• [What to do]
Drop the pictures, then extract the listing word for word.

• [Task material]
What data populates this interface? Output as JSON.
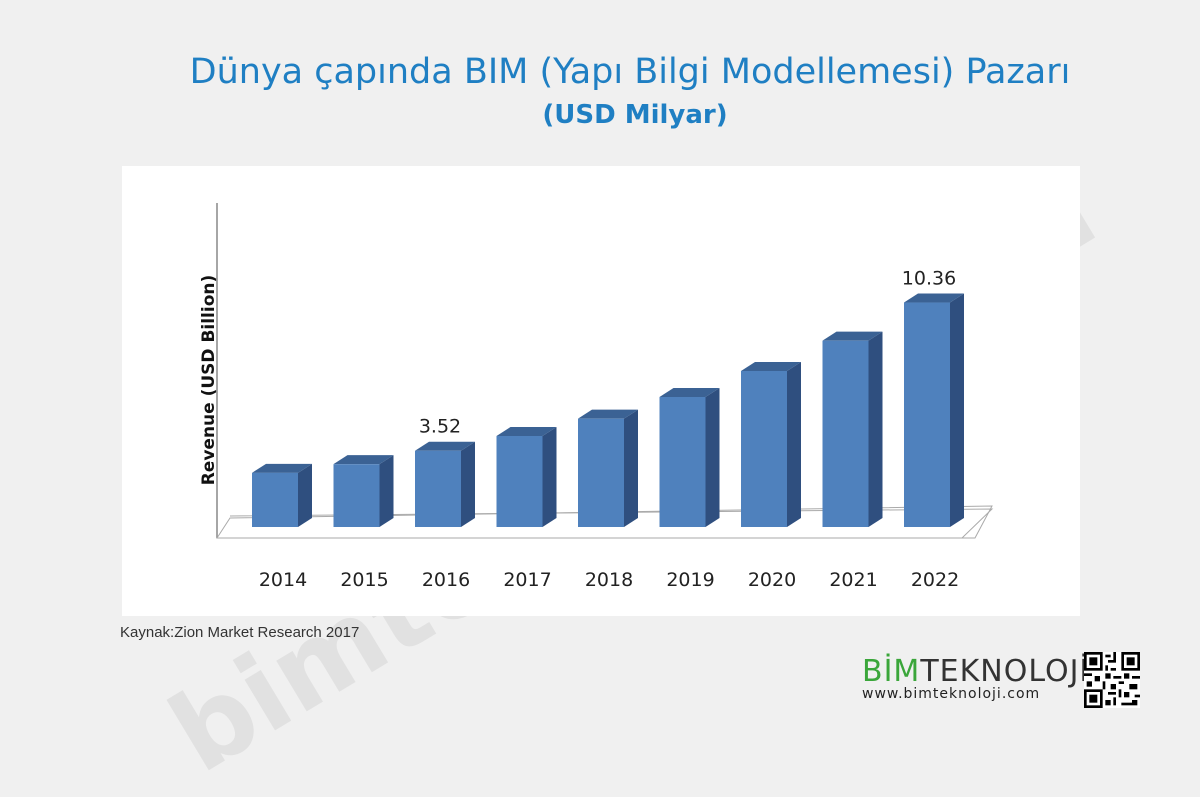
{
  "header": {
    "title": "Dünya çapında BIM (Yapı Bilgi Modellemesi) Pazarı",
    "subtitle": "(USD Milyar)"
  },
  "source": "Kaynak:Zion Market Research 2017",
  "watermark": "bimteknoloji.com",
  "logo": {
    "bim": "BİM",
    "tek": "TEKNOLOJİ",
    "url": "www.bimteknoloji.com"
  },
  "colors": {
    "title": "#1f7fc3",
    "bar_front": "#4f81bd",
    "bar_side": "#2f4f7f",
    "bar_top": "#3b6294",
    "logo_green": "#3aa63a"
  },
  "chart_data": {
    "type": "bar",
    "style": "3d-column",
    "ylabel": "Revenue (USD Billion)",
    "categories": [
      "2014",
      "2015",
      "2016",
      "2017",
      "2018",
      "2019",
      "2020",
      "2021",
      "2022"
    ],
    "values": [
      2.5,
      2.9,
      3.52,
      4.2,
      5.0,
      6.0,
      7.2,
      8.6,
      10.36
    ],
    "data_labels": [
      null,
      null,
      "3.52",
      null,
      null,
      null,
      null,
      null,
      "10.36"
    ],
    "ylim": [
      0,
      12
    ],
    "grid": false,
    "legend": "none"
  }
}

• [Final result]
What data populates this interface? Output as JSON.
{
  "header": {
    "title": "Dünya çapında BIM (Yapı Bilgi Modellemesi) Pazarı",
    "subtitle": "(USD Milyar)"
  },
  "source": "Kaynak:Zion Market Research 2017",
  "watermark": "bimteknoloji.com",
  "logo": {
    "bim": "BİM",
    "tek": "TEKNOLOJİ",
    "url": "www.bimteknoloji.com"
  },
  "colors": {
    "title": "#1f7fc3",
    "bar_front": "#4f81bd",
    "bar_side": "#2f4f7f",
    "bar_top": "#3b6294",
    "logo_green": "#3aa63a"
  },
  "chart_data": {
    "type": "bar",
    "style": "3d-column",
    "ylabel": "Revenue (USD Billion)",
    "categories": [
      "2014",
      "2015",
      "2016",
      "2017",
      "2018",
      "2019",
      "2020",
      "2021",
      "2022"
    ],
    "values": [
      2.5,
      2.9,
      3.52,
      4.2,
      5.0,
      6.0,
      7.2,
      8.6,
      10.36
    ],
    "data_labels": [
      null,
      null,
      "3.52",
      null,
      null,
      null,
      null,
      null,
      "10.36"
    ],
    "ylim": [
      0,
      12
    ],
    "grid": false,
    "legend": "none"
  }
}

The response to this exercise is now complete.